## START

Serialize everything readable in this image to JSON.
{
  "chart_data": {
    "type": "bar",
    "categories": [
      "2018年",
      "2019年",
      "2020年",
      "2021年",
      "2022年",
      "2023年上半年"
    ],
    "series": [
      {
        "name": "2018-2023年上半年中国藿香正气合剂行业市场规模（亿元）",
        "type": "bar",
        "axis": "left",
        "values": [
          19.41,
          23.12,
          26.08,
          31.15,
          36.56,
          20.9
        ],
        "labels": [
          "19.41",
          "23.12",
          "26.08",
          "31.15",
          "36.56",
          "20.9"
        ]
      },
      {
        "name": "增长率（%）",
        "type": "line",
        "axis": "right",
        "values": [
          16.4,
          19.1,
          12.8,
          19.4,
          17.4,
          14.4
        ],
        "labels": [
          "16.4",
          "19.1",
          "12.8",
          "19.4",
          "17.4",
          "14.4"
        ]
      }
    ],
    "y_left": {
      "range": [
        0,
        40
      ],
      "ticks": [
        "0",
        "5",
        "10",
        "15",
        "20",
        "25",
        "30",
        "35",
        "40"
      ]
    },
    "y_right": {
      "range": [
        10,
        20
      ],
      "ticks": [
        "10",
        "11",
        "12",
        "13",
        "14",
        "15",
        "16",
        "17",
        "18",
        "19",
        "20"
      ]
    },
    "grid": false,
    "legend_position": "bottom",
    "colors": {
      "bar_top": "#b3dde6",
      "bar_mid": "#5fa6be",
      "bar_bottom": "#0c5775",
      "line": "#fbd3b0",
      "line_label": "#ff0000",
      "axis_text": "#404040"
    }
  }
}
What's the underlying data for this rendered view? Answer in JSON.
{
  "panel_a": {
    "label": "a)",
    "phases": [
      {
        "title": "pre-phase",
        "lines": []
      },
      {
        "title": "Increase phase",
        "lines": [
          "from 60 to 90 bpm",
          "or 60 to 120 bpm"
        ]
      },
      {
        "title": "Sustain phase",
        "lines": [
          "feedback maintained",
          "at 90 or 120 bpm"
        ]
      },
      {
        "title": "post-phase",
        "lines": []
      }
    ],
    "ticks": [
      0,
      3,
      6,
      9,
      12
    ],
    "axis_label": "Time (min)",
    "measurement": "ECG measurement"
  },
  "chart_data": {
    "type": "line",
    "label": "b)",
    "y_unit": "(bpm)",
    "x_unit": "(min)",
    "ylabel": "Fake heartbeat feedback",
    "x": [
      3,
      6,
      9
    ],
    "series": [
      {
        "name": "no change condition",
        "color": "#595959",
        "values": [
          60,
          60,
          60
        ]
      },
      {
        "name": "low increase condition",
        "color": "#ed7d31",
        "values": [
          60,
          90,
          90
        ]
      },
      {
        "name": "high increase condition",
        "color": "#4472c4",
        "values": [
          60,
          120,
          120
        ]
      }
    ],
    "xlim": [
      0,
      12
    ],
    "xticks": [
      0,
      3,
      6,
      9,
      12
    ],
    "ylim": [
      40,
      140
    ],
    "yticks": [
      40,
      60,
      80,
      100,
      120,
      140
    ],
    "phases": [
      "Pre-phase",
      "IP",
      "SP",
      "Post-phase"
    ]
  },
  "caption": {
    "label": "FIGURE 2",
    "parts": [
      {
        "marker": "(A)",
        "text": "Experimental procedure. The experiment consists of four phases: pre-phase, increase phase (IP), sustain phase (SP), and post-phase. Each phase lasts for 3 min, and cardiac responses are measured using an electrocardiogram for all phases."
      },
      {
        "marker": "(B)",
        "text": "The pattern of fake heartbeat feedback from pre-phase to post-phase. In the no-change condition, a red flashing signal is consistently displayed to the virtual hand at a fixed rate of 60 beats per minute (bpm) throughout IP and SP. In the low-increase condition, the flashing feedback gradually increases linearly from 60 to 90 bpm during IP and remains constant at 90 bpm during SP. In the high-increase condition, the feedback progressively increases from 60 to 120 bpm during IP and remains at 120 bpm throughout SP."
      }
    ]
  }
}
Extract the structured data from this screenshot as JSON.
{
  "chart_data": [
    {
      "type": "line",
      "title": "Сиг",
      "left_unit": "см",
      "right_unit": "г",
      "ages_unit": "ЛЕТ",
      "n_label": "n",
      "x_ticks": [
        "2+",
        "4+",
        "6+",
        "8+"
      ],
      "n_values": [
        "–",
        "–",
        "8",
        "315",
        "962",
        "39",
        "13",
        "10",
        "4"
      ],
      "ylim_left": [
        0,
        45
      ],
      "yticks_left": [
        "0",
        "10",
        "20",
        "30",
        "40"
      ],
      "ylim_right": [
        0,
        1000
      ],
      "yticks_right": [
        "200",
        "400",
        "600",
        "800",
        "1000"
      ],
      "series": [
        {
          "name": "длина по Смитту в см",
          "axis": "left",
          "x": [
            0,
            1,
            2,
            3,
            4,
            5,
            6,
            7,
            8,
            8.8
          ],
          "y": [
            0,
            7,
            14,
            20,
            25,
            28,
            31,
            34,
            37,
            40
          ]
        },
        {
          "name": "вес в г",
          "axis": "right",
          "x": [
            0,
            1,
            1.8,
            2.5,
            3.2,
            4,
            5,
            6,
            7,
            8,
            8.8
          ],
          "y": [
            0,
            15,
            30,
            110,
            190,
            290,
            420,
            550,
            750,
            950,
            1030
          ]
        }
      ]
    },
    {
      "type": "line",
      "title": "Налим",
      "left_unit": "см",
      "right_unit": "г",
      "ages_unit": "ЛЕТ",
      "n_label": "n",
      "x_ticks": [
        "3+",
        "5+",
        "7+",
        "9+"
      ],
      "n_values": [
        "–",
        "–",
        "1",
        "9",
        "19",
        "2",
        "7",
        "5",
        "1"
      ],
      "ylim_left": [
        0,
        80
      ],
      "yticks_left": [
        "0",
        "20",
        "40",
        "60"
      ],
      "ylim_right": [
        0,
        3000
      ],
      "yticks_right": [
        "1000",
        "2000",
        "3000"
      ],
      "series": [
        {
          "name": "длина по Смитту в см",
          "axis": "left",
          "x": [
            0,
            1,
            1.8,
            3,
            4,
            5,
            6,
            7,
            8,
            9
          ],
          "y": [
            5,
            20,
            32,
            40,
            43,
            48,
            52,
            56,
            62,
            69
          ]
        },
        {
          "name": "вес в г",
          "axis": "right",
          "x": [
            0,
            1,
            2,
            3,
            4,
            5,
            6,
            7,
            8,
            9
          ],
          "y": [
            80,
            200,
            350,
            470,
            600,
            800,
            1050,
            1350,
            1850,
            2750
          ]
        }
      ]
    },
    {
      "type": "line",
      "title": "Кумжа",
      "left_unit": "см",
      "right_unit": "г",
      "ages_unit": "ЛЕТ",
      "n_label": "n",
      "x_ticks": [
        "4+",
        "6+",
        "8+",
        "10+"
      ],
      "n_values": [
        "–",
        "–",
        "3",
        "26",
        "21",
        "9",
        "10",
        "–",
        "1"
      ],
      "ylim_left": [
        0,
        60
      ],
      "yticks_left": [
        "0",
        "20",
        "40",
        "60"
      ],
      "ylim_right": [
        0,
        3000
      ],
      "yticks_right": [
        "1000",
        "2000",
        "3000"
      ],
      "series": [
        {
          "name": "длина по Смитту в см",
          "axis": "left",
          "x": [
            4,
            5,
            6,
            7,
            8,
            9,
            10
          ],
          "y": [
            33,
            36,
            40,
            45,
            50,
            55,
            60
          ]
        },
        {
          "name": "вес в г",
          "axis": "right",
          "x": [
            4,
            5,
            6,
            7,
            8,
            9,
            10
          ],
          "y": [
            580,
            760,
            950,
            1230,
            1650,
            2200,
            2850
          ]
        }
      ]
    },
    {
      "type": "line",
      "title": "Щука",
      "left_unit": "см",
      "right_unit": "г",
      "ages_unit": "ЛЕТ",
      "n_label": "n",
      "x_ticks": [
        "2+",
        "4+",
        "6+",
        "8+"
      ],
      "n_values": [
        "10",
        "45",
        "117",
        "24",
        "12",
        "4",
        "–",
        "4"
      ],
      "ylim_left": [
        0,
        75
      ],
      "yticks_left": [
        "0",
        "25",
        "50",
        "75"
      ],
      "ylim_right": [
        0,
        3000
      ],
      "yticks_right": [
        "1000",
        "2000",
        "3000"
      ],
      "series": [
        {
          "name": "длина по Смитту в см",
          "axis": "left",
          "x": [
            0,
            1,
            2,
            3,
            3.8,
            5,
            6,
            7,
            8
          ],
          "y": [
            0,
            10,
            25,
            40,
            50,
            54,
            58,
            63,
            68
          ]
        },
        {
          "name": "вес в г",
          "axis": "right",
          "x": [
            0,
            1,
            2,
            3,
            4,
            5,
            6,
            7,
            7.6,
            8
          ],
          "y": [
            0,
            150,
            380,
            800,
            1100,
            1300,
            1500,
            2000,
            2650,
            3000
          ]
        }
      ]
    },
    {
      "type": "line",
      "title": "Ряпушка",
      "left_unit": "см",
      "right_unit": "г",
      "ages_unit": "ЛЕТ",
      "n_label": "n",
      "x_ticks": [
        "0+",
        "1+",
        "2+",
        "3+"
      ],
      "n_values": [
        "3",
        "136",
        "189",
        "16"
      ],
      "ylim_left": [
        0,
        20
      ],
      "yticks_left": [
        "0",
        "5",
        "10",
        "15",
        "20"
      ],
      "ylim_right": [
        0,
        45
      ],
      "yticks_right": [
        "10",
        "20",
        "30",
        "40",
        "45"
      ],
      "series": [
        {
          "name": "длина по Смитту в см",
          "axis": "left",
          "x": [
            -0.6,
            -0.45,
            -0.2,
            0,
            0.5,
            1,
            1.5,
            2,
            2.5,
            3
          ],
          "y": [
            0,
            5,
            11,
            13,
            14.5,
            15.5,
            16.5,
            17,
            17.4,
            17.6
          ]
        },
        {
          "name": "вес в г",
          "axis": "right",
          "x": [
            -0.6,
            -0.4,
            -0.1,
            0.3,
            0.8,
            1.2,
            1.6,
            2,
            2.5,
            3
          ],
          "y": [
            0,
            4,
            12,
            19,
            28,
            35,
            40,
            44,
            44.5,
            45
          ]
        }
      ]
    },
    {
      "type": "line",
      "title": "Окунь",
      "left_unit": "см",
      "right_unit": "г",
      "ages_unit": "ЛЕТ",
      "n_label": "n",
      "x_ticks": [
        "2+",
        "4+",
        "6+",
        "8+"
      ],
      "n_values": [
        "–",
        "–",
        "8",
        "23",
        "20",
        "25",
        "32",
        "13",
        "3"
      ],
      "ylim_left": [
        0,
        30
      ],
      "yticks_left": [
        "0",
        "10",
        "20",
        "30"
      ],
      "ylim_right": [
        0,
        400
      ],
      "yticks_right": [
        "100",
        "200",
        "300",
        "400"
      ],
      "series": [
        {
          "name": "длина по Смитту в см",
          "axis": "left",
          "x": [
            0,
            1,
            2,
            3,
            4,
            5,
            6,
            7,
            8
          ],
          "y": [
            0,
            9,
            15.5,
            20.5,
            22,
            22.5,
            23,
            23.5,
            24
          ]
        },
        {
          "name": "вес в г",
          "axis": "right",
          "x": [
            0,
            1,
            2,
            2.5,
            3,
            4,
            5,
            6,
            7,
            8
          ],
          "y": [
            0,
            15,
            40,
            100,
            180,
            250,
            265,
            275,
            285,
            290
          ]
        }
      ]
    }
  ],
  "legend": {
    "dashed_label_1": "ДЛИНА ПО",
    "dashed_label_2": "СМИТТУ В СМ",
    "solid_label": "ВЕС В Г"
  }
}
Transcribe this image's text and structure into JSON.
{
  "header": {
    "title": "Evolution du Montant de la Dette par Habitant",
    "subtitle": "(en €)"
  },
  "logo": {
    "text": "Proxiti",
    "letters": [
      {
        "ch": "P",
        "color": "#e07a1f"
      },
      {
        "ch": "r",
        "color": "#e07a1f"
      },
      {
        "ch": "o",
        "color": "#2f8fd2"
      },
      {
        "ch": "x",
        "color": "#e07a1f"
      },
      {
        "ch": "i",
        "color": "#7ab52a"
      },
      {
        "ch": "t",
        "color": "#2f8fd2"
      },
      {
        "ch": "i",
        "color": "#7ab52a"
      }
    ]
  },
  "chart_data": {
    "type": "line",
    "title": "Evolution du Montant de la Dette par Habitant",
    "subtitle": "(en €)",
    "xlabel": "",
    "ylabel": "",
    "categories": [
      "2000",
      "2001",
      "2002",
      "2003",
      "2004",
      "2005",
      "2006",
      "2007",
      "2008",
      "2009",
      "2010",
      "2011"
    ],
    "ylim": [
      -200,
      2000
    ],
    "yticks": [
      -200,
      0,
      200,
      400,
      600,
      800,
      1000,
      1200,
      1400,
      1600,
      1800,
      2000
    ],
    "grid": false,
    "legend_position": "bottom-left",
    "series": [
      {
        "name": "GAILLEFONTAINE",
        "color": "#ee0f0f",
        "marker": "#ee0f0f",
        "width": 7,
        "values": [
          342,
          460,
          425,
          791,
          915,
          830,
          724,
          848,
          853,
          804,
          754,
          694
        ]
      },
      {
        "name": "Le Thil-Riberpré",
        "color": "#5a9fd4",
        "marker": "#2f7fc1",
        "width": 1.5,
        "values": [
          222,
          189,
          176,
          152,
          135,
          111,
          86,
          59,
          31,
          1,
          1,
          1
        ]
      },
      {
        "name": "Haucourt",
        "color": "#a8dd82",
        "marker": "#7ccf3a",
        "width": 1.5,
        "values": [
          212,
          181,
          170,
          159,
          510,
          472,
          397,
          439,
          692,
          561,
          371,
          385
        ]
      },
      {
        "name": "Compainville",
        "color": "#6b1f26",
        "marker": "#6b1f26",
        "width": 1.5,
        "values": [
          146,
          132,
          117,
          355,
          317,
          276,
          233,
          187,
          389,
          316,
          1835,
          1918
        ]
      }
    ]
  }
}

## END

**DO THIS**
Using the records above, list each line that includes "ylabel".

**FINAL RESULT**
    "ylabel": "Fake heartbeat feedback",
    "ylabel": "",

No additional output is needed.